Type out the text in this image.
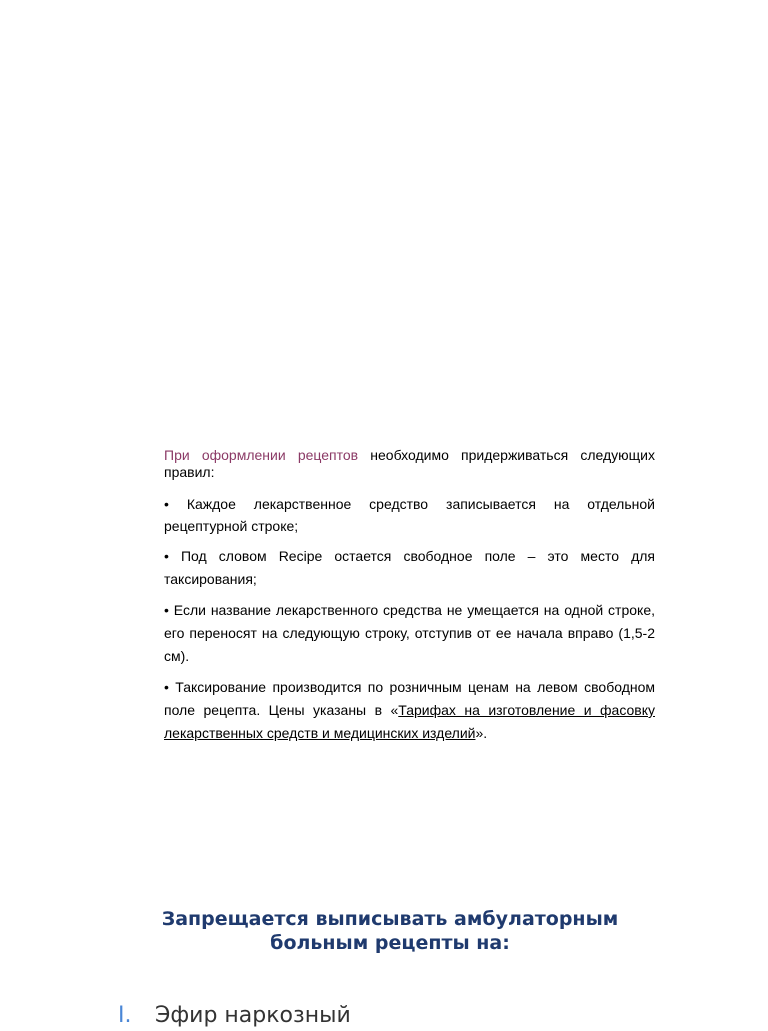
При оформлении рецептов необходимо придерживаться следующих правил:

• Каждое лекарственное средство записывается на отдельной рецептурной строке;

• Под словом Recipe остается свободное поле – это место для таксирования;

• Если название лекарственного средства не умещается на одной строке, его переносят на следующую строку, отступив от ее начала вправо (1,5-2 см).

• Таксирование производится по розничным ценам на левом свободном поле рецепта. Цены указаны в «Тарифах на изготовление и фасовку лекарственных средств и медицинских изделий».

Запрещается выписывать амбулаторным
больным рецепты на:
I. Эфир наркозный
----------------------------------------
### Do this
Which lines of the data above contain "строке"? Copy each one.

### Result of this task
• Каждое лекарственное средство записывается на отдельной рецептурной строке;
• Если название лекарственного средства не умещается на одной строке, его переносят на следующую строку, отступив от ее начала вправо (1,5-2 см).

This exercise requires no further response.